#### What is being asked
Check each line of the records for "color"; collect those that have it.

#### Data to use
+++

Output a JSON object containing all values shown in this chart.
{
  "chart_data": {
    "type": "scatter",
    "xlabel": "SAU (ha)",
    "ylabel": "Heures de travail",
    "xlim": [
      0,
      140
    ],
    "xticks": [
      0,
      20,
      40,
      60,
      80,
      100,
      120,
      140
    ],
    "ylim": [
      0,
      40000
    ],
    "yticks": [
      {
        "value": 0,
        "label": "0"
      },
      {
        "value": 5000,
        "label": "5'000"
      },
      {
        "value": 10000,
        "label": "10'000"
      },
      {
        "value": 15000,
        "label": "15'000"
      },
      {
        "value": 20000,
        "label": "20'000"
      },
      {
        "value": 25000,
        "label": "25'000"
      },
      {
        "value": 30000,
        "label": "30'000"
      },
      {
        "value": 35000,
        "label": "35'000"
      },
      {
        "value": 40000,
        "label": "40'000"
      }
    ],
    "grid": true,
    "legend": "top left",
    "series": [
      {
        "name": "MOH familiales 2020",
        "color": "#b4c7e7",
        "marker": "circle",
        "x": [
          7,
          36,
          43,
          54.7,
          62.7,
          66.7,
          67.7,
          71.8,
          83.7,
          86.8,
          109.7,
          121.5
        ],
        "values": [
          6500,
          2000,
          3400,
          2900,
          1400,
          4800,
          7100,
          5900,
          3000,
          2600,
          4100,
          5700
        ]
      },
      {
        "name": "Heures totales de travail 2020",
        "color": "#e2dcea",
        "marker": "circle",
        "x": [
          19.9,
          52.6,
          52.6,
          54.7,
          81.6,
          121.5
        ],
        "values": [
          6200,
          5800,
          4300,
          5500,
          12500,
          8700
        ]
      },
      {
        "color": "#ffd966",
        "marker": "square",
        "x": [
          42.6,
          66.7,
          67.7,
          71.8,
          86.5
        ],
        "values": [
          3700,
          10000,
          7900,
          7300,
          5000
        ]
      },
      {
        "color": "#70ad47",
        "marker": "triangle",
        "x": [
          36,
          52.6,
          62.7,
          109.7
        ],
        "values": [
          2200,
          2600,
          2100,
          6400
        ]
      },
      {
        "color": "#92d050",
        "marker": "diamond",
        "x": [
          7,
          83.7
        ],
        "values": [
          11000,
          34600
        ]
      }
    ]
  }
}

+++

#### Exercise output
        "color": "#b4c7e7",
        "color": "#e2dcea",
        "color": "#ffd966",
        "color": "#70ad47",
        "color": "#92d050",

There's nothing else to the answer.